### Task data
□ □ □ □ □
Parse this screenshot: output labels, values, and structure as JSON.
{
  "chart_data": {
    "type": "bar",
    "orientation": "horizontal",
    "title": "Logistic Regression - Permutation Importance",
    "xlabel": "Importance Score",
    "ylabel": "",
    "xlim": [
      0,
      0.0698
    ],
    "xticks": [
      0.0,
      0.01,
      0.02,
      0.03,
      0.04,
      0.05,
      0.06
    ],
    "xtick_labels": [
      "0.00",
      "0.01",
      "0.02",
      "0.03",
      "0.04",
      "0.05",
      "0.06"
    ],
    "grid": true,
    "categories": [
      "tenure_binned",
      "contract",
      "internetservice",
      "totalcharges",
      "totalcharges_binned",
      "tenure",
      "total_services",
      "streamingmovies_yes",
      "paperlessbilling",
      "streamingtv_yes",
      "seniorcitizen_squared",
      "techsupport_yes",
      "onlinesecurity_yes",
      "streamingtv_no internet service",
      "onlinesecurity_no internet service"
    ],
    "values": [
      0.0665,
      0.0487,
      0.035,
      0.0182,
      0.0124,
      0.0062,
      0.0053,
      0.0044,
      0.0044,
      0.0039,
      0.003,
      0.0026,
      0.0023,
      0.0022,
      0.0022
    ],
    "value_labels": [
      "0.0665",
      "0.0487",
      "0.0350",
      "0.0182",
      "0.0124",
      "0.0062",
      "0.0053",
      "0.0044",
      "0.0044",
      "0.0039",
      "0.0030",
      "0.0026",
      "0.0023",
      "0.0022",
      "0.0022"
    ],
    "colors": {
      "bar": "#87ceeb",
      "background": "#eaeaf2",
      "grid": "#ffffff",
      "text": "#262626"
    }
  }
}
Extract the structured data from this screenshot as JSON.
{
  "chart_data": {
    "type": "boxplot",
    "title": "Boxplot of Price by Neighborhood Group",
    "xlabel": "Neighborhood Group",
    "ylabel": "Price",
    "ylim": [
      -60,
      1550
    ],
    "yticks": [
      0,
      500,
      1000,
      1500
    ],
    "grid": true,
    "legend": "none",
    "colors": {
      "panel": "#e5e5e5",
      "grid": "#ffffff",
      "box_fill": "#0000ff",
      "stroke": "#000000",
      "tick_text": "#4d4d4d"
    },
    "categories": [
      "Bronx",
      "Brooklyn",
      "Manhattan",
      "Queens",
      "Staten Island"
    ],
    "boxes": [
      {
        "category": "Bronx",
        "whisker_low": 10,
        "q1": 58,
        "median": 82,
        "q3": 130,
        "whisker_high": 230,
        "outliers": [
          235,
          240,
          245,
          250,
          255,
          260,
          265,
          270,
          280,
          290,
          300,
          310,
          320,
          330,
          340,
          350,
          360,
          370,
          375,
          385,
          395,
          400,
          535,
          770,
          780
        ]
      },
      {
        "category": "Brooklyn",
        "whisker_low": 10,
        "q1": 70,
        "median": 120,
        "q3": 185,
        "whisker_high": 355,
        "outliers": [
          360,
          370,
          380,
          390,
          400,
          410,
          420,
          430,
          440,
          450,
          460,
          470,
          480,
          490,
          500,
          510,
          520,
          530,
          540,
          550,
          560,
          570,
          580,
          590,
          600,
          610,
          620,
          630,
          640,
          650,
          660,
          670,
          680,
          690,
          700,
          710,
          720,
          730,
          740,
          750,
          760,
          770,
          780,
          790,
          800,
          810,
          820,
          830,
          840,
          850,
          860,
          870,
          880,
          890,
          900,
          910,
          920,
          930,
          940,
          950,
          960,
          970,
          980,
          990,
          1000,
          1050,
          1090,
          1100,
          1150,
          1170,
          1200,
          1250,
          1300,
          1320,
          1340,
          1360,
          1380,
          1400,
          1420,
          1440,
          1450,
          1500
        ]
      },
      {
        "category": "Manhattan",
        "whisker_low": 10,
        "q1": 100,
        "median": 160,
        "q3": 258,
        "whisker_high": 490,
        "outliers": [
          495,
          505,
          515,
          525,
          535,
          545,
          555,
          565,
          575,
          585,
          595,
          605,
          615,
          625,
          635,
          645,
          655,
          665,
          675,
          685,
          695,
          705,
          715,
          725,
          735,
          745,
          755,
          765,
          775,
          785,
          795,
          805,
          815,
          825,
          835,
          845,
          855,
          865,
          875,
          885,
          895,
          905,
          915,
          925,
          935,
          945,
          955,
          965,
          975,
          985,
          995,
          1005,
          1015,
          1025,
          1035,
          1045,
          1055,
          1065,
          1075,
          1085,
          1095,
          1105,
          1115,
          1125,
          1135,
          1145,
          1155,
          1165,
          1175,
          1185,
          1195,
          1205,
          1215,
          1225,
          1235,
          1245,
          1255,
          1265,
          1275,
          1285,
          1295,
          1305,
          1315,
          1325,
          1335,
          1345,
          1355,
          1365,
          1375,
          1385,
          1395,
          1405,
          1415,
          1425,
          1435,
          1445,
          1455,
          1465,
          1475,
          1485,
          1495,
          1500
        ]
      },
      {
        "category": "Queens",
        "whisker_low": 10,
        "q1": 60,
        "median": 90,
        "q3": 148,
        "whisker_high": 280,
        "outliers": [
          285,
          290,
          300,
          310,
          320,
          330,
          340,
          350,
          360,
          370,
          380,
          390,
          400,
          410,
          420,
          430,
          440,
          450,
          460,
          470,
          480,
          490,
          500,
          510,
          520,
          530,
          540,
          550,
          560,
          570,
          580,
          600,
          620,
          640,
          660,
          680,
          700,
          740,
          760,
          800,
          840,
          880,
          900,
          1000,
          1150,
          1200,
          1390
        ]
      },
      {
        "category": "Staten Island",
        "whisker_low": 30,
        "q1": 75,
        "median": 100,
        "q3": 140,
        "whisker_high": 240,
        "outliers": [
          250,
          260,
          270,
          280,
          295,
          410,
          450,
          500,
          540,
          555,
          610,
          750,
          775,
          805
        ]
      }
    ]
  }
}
□ □ □ □ □
### Work instructions
Scan the material above for the string "title" and return the lines that hold it.

### Exercise response
    "title": "Logistic Regression - Permutation Importance",
    "title": "Boxplot of Price by Neighborhood Group",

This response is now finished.